# start of DATASET CONTENT

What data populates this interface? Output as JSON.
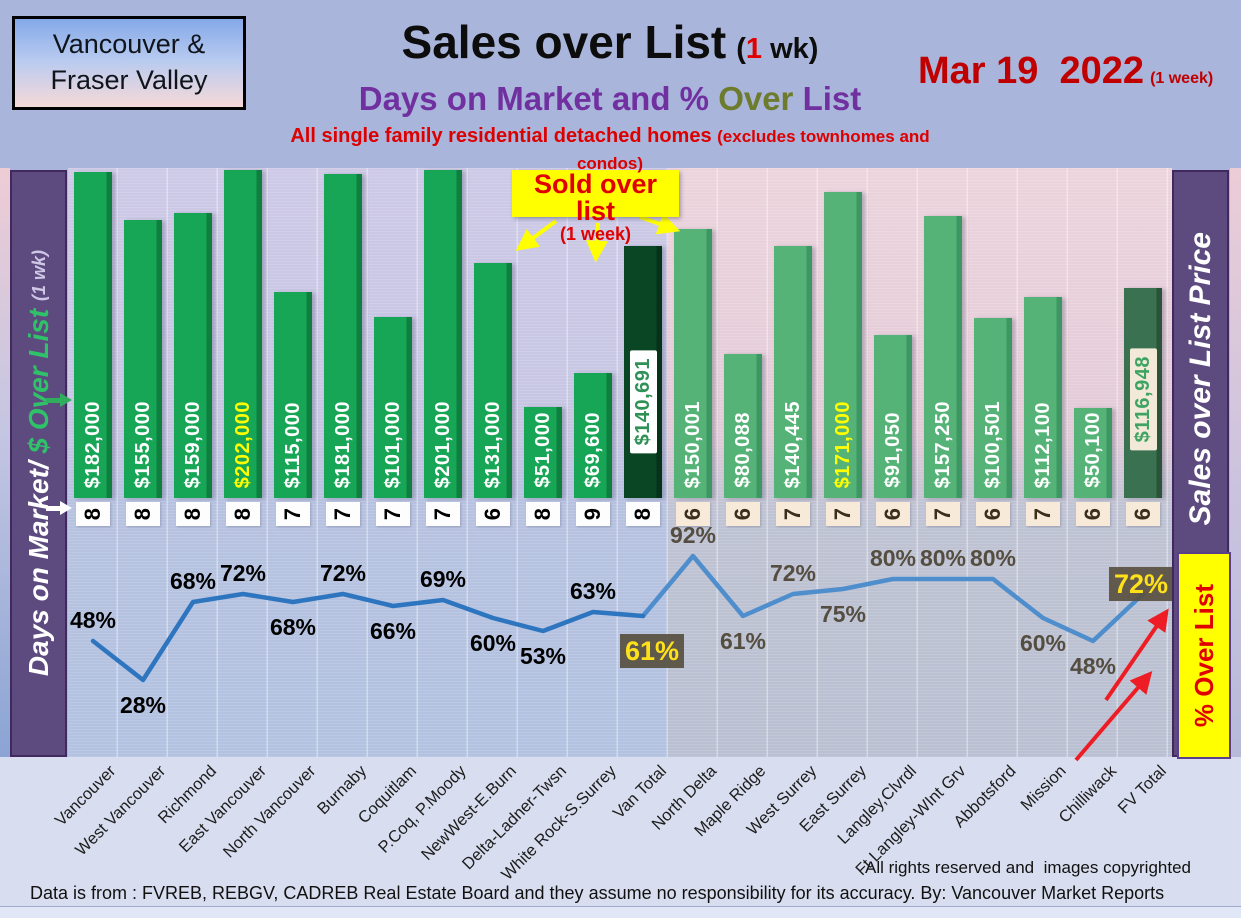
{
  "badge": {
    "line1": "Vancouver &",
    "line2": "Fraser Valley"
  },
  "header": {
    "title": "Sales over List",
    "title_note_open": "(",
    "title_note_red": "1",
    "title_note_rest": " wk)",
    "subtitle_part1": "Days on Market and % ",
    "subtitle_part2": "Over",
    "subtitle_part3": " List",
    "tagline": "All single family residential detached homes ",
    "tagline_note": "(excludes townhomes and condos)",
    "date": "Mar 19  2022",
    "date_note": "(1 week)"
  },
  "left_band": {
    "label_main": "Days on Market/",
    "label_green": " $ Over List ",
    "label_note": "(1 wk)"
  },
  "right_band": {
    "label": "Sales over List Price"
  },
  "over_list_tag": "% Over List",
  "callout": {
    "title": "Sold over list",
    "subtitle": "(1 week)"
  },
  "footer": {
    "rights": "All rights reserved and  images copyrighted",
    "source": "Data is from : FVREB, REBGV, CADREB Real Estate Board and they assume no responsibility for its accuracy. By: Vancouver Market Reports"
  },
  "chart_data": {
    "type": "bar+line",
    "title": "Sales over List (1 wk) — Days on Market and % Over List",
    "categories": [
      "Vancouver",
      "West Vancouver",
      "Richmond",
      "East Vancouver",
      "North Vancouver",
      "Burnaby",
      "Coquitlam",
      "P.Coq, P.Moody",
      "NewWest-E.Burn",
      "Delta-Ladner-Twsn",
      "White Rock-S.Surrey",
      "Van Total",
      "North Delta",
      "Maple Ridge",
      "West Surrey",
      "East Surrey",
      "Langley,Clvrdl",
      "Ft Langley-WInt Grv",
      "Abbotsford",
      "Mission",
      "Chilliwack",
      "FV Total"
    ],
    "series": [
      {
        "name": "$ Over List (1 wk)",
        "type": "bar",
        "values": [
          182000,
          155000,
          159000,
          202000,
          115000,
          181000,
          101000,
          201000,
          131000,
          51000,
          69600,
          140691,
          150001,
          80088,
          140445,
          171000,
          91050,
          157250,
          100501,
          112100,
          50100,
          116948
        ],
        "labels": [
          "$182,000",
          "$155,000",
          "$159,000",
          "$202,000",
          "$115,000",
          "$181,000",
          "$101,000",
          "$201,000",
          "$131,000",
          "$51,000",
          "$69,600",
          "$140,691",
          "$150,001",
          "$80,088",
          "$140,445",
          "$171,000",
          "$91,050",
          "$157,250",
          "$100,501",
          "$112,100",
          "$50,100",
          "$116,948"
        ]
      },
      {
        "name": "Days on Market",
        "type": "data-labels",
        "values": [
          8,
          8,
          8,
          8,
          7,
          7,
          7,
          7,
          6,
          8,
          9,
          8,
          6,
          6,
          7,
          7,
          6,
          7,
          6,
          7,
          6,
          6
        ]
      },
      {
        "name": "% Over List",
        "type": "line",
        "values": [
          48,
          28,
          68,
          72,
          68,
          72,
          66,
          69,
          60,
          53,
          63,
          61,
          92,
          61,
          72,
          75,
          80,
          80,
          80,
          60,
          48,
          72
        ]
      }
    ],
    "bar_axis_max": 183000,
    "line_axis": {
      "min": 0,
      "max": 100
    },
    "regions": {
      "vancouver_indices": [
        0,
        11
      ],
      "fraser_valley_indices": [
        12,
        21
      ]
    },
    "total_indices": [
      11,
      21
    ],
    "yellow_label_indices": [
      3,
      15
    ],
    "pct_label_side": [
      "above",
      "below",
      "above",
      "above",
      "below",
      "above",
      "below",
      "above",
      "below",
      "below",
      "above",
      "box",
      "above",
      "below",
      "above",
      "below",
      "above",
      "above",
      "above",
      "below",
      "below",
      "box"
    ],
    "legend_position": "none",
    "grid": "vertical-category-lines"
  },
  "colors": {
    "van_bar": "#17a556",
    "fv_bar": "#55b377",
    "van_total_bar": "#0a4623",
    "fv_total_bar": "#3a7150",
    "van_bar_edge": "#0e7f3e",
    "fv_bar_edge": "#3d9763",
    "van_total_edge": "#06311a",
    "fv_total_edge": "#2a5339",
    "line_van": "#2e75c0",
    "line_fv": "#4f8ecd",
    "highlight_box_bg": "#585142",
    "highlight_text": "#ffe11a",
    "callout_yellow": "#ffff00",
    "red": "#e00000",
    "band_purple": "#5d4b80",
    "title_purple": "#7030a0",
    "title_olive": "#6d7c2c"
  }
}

# end of DATASET CONTENT

**STATED TASK**: Leave out every picture and copy the rest of the records exactly.

**RESULT OF THE TASK**:
What data populates this interface? Output as JSON.
{
  "badge": {
    "line1": "Vancouver &",
    "line2": "Fraser Valley"
  },
  "header": {
    "title": "Sales over List",
    "title_note_open": "(",
    "title_note_red": "1",
    "title_note_rest": " wk)",
    "subtitle_part1": "Days on Market and % ",
    "subtitle_part2": "Over",
    "subtitle_part3": " List",
    "tagline": "All single family residential detached homes ",
    "tagline_note": "(excludes townhomes and condos)",
    "date": "Mar 19  2022",
    "date_note": "(1 week)"
  },
  "left_band": {
    "label_main": "Days on Market/",
    "label_green": " $ Over List ",
    "label_note": "(1 wk)"
  },
  "right_band": {
    "label": "Sales over List Price"
  },
  "over_list_tag": "% Over List",
  "callout": {
    "title": "Sold over list",
    "subtitle": "(1 week)"
  },
  "footer": {
    "rights": "All rights reserved and  images copyrighted",
    "source": "Data is from : FVREB, REBGV, CADREB Real Estate Board and they assume no responsibility for its accuracy. By: Vancouver Market Reports"
  },
  "chart_data": {
    "type": "bar+line",
    "title": "Sales over List (1 wk) — Days on Market and % Over List",
    "categories": [
      "Vancouver",
      "West Vancouver",
      "Richmond",
      "East Vancouver",
      "North Vancouver",
      "Burnaby",
      "Coquitlam",
      "P.Coq, P.Moody",
      "NewWest-E.Burn",
      "Delta-Ladner-Twsn",
      "White Rock-S.Surrey",
      "Van Total",
      "North Delta",
      "Maple Ridge",
      "West Surrey",
      "East Surrey",
      "Langley,Clvrdl",
      "Ft Langley-WInt Grv",
      "Abbotsford",
      "Mission",
      "Chilliwack",
      "FV Total"
    ],
    "series": [
      {
        "name": "$ Over List (1 wk)",
        "type": "bar",
        "values": [
          182000,
          155000,
          159000,
          202000,
          115000,
          181000,
          101000,
          201000,
          131000,
          51000,
          69600,
          140691,
          150001,
          80088,
          140445,
          171000,
          91050,
          157250,
          100501,
          112100,
          50100,
          116948
        ],
        "labels": [
          "$182,000",
          "$155,000",
          "$159,000",
          "$202,000",
          "$115,000",
          "$181,000",
          "$101,000",
          "$201,000",
          "$131,000",
          "$51,000",
          "$69,600",
          "$140,691",
          "$150,001",
          "$80,088",
          "$140,445",
          "$171,000",
          "$91,050",
          "$157,250",
          "$100,501",
          "$112,100",
          "$50,100",
          "$116,948"
        ]
      },
      {
        "name": "Days on Market",
        "type": "data-labels",
        "values": [
          8,
          8,
          8,
          8,
          7,
          7,
          7,
          7,
          6,
          8,
          9,
          8,
          6,
          6,
          7,
          7,
          6,
          7,
          6,
          7,
          6,
          6
        ]
      },
      {
        "name": "% Over List",
        "type": "line",
        "values": [
          48,
          28,
          68,
          72,
          68,
          72,
          66,
          69,
          60,
          53,
          63,
          61,
          92,
          61,
          72,
          75,
          80,
          80,
          80,
          60,
          48,
          72
        ]
      }
    ],
    "bar_axis_max": 183000,
    "line_axis": {
      "min": 0,
      "max": 100
    },
    "regions": {
      "vancouver_indices": [
        0,
        11
      ],
      "fraser_valley_indices": [
        12,
        21
      ]
    },
    "total_indices": [
      11,
      21
    ],
    "yellow_label_indices": [
      3,
      15
    ],
    "pct_label_side": [
      "above",
      "below",
      "above",
      "above",
      "below",
      "above",
      "below",
      "above",
      "below",
      "below",
      "above",
      "box",
      "above",
      "below",
      "above",
      "below",
      "above",
      "above",
      "above",
      "below",
      "below",
      "box"
    ],
    "legend_position": "none",
    "grid": "vertical-category-lines"
  },
  "colors": {
    "van_bar": "#17a556",
    "fv_bar": "#55b377",
    "van_total_bar": "#0a4623",
    "fv_total_bar": "#3a7150",
    "van_bar_edge": "#0e7f3e",
    "fv_bar_edge": "#3d9763",
    "van_total_edge": "#06311a",
    "fv_total_edge": "#2a5339",
    "line_van": "#2e75c0",
    "line_fv": "#4f8ecd",
    "highlight_box_bg": "#585142",
    "highlight_text": "#ffe11a",
    "callout_yellow": "#ffff00",
    "red": "#e00000",
    "band_purple": "#5d4b80",
    "title_purple": "#7030a0",
    "title_olive": "#6d7c2c"
  }
}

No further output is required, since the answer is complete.